* Supplied data *

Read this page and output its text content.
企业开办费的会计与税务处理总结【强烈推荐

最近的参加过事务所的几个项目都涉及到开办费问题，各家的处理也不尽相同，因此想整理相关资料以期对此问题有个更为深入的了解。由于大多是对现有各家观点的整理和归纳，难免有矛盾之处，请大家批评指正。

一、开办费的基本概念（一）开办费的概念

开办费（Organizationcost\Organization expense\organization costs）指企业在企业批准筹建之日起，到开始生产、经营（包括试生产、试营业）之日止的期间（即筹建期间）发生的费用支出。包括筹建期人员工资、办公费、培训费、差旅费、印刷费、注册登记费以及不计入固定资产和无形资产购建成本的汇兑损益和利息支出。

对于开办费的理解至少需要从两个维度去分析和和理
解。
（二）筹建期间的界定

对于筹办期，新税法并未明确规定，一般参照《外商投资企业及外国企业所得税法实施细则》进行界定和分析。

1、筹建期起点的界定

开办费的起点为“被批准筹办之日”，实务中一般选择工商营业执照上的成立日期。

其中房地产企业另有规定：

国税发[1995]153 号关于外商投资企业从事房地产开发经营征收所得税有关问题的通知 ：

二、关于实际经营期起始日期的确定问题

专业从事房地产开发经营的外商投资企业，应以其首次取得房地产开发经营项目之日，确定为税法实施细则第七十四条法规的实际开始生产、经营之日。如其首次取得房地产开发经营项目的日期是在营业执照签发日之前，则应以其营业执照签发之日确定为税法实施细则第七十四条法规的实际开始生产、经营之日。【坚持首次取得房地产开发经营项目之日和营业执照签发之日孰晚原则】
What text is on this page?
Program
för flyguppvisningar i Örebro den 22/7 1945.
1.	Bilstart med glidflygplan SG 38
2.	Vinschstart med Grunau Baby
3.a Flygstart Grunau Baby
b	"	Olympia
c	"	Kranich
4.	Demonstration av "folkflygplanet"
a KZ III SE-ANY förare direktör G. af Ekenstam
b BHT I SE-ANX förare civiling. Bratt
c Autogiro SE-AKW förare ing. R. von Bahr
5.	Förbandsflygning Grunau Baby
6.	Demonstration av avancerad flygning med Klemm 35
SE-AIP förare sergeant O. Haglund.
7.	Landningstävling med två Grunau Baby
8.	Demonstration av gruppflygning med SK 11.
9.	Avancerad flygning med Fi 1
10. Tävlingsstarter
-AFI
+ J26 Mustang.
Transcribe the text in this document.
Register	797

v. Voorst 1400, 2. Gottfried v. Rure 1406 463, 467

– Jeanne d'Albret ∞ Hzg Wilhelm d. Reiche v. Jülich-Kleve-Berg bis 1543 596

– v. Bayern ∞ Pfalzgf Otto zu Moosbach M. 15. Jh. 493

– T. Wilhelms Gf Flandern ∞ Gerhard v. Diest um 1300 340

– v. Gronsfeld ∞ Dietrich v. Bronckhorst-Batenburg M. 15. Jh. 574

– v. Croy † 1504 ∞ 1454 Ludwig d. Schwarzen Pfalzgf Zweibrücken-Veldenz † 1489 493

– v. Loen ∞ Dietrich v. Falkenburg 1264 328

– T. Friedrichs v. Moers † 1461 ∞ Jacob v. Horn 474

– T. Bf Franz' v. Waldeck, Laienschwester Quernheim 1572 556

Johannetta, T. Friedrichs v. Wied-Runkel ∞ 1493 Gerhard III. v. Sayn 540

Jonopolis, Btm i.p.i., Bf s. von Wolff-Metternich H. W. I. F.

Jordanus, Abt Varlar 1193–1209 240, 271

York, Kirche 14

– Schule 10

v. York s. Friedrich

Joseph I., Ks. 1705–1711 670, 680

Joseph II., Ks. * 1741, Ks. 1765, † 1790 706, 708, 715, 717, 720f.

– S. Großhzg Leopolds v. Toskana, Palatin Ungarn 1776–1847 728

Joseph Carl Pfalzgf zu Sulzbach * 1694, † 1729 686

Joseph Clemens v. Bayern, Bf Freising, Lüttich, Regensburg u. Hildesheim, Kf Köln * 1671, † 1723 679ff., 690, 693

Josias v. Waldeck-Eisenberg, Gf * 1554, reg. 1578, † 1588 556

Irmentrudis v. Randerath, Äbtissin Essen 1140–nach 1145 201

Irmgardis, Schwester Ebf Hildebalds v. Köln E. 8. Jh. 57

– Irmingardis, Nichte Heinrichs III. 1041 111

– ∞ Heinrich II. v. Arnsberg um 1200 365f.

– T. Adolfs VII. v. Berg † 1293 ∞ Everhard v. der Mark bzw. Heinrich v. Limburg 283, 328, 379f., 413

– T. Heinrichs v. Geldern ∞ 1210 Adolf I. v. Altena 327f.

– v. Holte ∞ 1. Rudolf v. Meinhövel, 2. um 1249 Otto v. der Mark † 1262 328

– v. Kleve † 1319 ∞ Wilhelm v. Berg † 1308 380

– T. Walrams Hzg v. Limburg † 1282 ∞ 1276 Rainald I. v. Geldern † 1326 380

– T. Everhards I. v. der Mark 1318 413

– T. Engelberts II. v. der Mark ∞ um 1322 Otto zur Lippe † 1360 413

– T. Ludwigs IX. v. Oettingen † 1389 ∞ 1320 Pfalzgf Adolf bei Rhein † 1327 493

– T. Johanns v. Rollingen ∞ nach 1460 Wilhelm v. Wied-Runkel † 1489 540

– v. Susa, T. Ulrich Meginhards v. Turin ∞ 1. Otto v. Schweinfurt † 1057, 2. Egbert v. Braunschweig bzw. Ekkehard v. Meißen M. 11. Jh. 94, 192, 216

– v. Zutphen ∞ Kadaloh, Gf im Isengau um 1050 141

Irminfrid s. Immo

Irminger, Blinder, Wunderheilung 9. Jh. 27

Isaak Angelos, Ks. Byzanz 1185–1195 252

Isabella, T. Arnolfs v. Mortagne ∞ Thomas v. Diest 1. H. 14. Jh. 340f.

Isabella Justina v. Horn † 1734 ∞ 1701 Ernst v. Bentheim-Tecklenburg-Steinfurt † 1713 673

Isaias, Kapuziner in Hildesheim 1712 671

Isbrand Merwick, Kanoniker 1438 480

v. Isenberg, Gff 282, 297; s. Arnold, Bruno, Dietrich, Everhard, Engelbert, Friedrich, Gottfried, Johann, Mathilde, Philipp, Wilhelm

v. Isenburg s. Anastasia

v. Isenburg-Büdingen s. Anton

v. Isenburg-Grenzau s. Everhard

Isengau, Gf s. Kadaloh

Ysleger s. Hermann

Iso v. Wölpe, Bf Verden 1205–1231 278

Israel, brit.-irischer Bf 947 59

* Task brief *
Above are some records; repeat all of them exactly.

* Output for this task *
Read this page and output its text content.
企业开办费的会计与税务处理总结【强烈推荐

最近的参加过事务所的几个项目都涉及到开办费问题，各家的处理也不尽相同，因此想整理相关资料以期对此问题有个更为深入的了解。由于大多是对现有各家观点的整理和归纳，难免有矛盾之处，请大家批评指正。

一、开办费的基本概念（一）开办费的概念

开办费（Organizationcost\Organization expense\organization costs）指企业在企业批准筹建之日起，到开始生产、经营（包括试生产、试营业）之日止的期间（即筹建期间）发生的费用支出。包括筹建期人员工资、办公费、培训费、差旅费、印刷费、注册登记费以及不计入固定资产和无形资产购建成本的汇兑损益和利息支出。

对于开办费的理解至少需要从两个维度去分析和和理
解。
（二）筹建期间的界定

对于筹办期，新税法并未明确规定，一般参照《外商投资企业及外国企业所得税法实施细则》进行界定和分析。

1、筹建期起点的界定

开办费的起点为“被批准筹办之日”，实务中一般选择工商营业执照上的成立日期。

其中房地产企业另有规定：

国税发[1995]153 号关于外商投资企业从事房地产开发经营征收所得税有关问题的通知 ：

二、关于实际经营期起始日期的确定问题

专业从事房地产开发经营的外商投资企业，应以其首次取得房地产开发经营项目之日，确定为税法实施细则第七十四条法规的实际开始生产、经营之日。如其首次取得房地产开发经营项目的日期是在营业执照签发日之前，则应以其营业执照签发之日确定为税法实施细则第七十四条法规的实际开始生产、经营之日。【坚持首次取得房地产开发经营项目之日和营业执照签发之日孰晚原则】
What text is on this page?
Program
för flyguppvisningar i Örebro den 22/7 1945.
1.	Bilstart med glidflygplan SG 38
2.	Vinschstart med Grunau Baby
3.a Flygstart Grunau Baby
b	"	Olympia
c	"	Kranich
4.	Demonstration av "folkflygplanet"
a KZ III SE-ANY förare direktör G. af Ekenstam
b BHT I SE-ANX förare civiling. Bratt
c Autogiro SE-AKW förare ing. R. von Bahr
5.	Förbandsflygning Grunau Baby
6.	Demonstration av avancerad flygning med Klemm 35
SE-AIP förare sergeant O. Haglund.
7.	Landningstävling med två Grunau Baby
8.	Demonstration av gruppflygning med SK 11.
9.	Avancerad flygning med Fi 1
10. Tävlingsstarter
-AFI
+ J26 Mustang.
Transcribe the text in this document.
Register	797

v. Voorst 1400, 2. Gottfried v. Rure 1406 463, 467

– Jeanne d'Albret ∞ Hzg Wilhelm d. Reiche v. Jülich-Kleve-Berg bis 1543 596

– v. Bayern ∞ Pfalzgf Otto zu Moosbach M. 15. Jh. 493

– T. Wilhelms Gf Flandern ∞ Gerhard v. Diest um 1300 340

– v. Gronsfeld ∞ Dietrich v. Bronckhorst-Batenburg M. 15. Jh. 574

– v. Croy † 1504 ∞ 1454 Ludwig d. Schwarzen Pfalzgf Zweibrücken-Veldenz † 1489 493

– v. Loen ∞ Dietrich v. Falkenburg 1264 328

– T. Friedrichs v. Moers † 1461 ∞ Jacob v. Horn 474

– T. Bf Franz' v. Waldeck, Laienschwester Quernheim 1572 556

Johannetta, T. Friedrichs v. Wied-Runkel ∞ 1493 Gerhard III. v. Sayn 540

Jonopolis, Btm i.p.i., Bf s. von Wolff-Metternich H. W. I. F.

Jordanus, Abt Varlar 1193–1209 240, 271

York, Kirche 14

– Schule 10

v. York s. Friedrich

Joseph I., Ks. 1705–1711 670, 680

Joseph II., Ks. * 1741, Ks. 1765, † 1790 706, 708, 715, 717, 720f.

– S. Großhzg Leopolds v. Toskana, Palatin Ungarn 1776–1847 728

Joseph Carl Pfalzgf zu Sulzbach * 1694, † 1729 686

Joseph Clemens v. Bayern, Bf Freising, Lüttich, Regensburg u. Hildesheim, Kf Köln * 1671, † 1723 679ff., 690, 693

Josias v. Waldeck-Eisenberg, Gf * 1554, reg. 1578, † 1588 556

Irmentrudis v. Randerath, Äbtissin Essen 1140–nach 1145 201

Irmgardis, Schwester Ebf Hildebalds v. Köln E. 8. Jh. 57

– Irmingardis, Nichte Heinrichs III. 1041 111

– ∞ Heinrich II. v. Arnsberg um 1200 365f.

– T. Adolfs VII. v. Berg † 1293 ∞ Everhard v. der Mark bzw. Heinrich v. Limburg 283, 328, 379f., 413

– T. Heinrichs v. Geldern ∞ 1210 Adolf I. v. Altena 327f.

– v. Holte ∞ 1. Rudolf v. Meinhövel, 2. um 1249 Otto v. der Mark † 1262 328

– v. Kleve † 1319 ∞ Wilhelm v. Berg † 1308 380

– T. Walrams Hzg v. Limburg † 1282 ∞ 1276 Rainald I. v. Geldern † 1326 380

– T. Everhards I. v. der Mark 1318 413

– T. Engelberts II. v. der Mark ∞ um 1322 Otto zur Lippe † 1360 413

– T. Ludwigs IX. v. Oettingen † 1389 ∞ 1320 Pfalzgf Adolf bei Rhein † 1327 493

– T. Johanns v. Rollingen ∞ nach 1460 Wilhelm v. Wied-Runkel † 1489 540

– v. Susa, T. Ulrich Meginhards v. Turin ∞ 1. Otto v. Schweinfurt † 1057, 2. Egbert v. Braunschweig bzw. Ekkehard v. Meißen M. 11. Jh. 94, 192, 216

– v. Zutphen ∞ Kadaloh, Gf im Isengau um 1050 141

Irminfrid s. Immo

Irminger, Blinder, Wunderheilung 9. Jh. 27

Isaak Angelos, Ks. Byzanz 1185–1195 252

Isabella, T. Arnolfs v. Mortagne ∞ Thomas v. Diest 1. H. 14. Jh. 340f.

Isabella Justina v. Horn † 1734 ∞ 1701 Ernst v. Bentheim-Tecklenburg-Steinfurt † 1713 673

Isaias, Kapuziner in Hildesheim 1712 671

Isbrand Merwick, Kanoniker 1438 480

v. Isenberg, Gff 282, 297; s. Arnold, Bruno, Dietrich, Everhard, Engelbert, Friedrich, Gottfried, Johann, Mathilde, Philipp, Wilhelm

v. Isenburg s. Anastasia

v. Isenburg-Büdingen s. Anton

v. Isenburg-Grenzau s. Everhard

Isengau, Gf s. Kadaloh

Ysleger s. Hermann

Iso v. Wölpe, Bf Verden 1205–1231 278

Israel, brit.-irischer Bf 947 59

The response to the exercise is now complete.